Problem details
Print, exactly and completely, every entry in the data.

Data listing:
........

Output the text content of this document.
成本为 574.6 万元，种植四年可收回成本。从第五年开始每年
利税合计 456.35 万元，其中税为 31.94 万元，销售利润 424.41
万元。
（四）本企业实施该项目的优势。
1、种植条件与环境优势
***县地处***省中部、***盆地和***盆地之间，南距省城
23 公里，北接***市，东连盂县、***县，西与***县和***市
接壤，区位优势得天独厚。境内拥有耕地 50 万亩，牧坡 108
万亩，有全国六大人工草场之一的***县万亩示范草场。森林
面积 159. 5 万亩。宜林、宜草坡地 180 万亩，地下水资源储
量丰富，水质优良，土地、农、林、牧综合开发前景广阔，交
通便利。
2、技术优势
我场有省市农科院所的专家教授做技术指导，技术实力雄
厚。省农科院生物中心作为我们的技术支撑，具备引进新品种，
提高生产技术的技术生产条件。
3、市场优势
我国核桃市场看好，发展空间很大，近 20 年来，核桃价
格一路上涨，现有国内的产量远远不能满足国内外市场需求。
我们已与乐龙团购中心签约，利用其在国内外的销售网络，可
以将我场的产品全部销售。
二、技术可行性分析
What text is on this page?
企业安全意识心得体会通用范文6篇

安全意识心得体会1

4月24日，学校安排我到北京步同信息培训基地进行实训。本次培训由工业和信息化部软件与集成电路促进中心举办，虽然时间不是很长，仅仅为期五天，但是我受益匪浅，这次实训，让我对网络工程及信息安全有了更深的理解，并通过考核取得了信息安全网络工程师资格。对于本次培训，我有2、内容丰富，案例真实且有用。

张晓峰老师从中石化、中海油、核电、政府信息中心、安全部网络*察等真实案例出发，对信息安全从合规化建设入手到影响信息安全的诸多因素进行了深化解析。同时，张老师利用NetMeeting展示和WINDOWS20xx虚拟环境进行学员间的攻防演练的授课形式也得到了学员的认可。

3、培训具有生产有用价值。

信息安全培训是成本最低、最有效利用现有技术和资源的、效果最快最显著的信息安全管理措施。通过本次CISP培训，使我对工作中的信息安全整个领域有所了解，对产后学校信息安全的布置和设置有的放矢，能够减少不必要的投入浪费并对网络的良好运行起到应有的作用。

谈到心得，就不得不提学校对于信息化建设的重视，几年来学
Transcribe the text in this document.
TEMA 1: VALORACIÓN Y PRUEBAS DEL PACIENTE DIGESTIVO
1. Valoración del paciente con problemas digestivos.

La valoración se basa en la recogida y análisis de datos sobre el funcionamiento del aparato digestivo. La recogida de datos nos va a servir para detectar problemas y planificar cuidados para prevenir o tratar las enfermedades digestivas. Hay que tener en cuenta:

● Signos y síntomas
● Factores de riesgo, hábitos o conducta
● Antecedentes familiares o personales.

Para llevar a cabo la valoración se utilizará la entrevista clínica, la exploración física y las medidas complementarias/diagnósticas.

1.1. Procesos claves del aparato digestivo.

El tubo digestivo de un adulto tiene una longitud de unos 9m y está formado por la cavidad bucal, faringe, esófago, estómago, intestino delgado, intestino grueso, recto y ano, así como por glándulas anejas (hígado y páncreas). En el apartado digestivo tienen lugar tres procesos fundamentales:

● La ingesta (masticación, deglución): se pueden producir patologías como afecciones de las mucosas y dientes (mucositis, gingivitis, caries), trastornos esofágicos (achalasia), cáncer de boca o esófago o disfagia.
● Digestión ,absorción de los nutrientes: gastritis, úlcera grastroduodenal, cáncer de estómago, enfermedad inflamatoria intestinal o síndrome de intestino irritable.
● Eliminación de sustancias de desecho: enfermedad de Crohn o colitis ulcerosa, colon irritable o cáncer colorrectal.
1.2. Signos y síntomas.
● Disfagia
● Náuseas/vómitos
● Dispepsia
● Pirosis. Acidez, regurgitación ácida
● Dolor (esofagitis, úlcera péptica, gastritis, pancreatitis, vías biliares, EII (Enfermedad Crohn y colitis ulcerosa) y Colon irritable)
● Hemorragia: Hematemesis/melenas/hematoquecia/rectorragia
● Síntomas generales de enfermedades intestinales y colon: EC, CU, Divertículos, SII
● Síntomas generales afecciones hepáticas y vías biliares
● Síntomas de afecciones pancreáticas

........

Result
Output the text content of this document.
成本为 574.6 万元，种植四年可收回成本。从第五年开始每年
利税合计 456.35 万元，其中税为 31.94 万元，销售利润 424.41
万元。
（四）本企业实施该项目的优势。
1、种植条件与环境优势
***县地处***省中部、***盆地和***盆地之间，南距省城
23 公里，北接***市，东连盂县、***县，西与***县和***市
接壤，区位优势得天独厚。境内拥有耕地 50 万亩，牧坡 108
万亩，有全国六大人工草场之一的***县万亩示范草场。森林
面积 159. 5 万亩。宜林、宜草坡地 180 万亩，地下水资源储
量丰富，水质优良，土地、农、林、牧综合开发前景广阔，交
通便利。
2、技术优势
我场有省市农科院所的专家教授做技术指导，技术实力雄
厚。省农科院生物中心作为我们的技术支撑，具备引进新品种，
提高生产技术的技术生产条件。
3、市场优势
我国核桃市场看好，发展空间很大，近 20 年来，核桃价
格一路上涨，现有国内的产量远远不能满足国内外市场需求。
我们已与乐龙团购中心签约，利用其在国内外的销售网络，可
以将我场的产品全部销售。
二、技术可行性分析
What text is on this page?
企业安全意识心得体会通用范文6篇

安全意识心得体会1

4月24日，学校安排我到北京步同信息培训基地进行实训。本次培训由工业和信息化部软件与集成电路促进中心举办，虽然时间不是很长，仅仅为期五天，但是我受益匪浅，这次实训，让我对网络工程及信息安全有了更深的理解，并通过考核取得了信息安全网络工程师资格。对于本次培训，我有2、内容丰富，案例真实且有用。

张晓峰老师从中石化、中海油、核电、政府信息中心、安全部网络*察等真实案例出发，对信息安全从合规化建设入手到影响信息安全的诸多因素进行了深化解析。同时，张老师利用NetMeeting展示和WINDOWS20xx虚拟环境进行学员间的攻防演练的授课形式也得到了学员的认可。

3、培训具有生产有用价值。

信息安全培训是成本最低、最有效利用现有技术和资源的、效果最快最显著的信息安全管理措施。通过本次CISP培训，使我对工作中的信息安全整个领域有所了解，对产后学校信息安全的布置和设置有的放矢，能够减少不必要的投入浪费并对网络的良好运行起到应有的作用。

谈到心得，就不得不提学校对于信息化建设的重视，几年来学
Transcribe the text in this document.
TEMA 1: VALORACIÓN Y PRUEBAS DEL PACIENTE DIGESTIVO
1. Valoración del paciente con problemas digestivos.

La valoración se basa en la recogida y análisis de datos sobre el funcionamiento del aparato digestivo. La recogida de datos nos va a servir para detectar problemas y planificar cuidados para prevenir o tratar las enfermedades digestivas. Hay que tener en cuenta:

● Signos y síntomas
● Factores de riesgo, hábitos o conducta
● Antecedentes familiares o personales.

Para llevar a cabo la valoración se utilizará la entrevista clínica, la exploración física y las medidas complementarias/diagnósticas.

1.1. Procesos claves del aparato digestivo.

El tubo digestivo de un adulto tiene una longitud de unos 9m y está formado por la cavidad bucal, faringe, esófago, estómago, intestino delgado, intestino grueso, recto y ano, así como por glándulas anejas (hígado y páncreas). En el apartado digestivo tienen lugar tres procesos fundamentales:

● La ingesta (masticación, deglución): se pueden producir patologías como afecciones de las mucosas y dientes (mucositis, gingivitis, caries), trastornos esofágicos (achalasia), cáncer de boca o esófago o disfagia.
● Digestión ,absorción de los nutrientes: gastritis, úlcera grastroduodenal, cáncer de estómago, enfermedad inflamatoria intestinal o síndrome de intestino irritable.
● Eliminación de sustancias de desecho: enfermedad de Crohn o colitis ulcerosa, colon irritable o cáncer colorrectal.
1.2. Signos y síntomas.
● Disfagia
● Náuseas/vómitos
● Dispepsia
● Pirosis. Acidez, regurgitación ácida
● Dolor (esofagitis, úlcera péptica, gastritis, pancreatitis, vías biliares, EII (Enfermedad Crohn y colitis ulcerosa) y Colon irritable)
● Hemorragia: Hematemesis/melenas/hematoquecia/rectorragia
● Síntomas generales de enfermedades intestinales y colon: EC, CU, Divertículos, SII
● Síntomas generales afecciones hepáticas y vías biliares
● Síntomas de afecciones pancreáticas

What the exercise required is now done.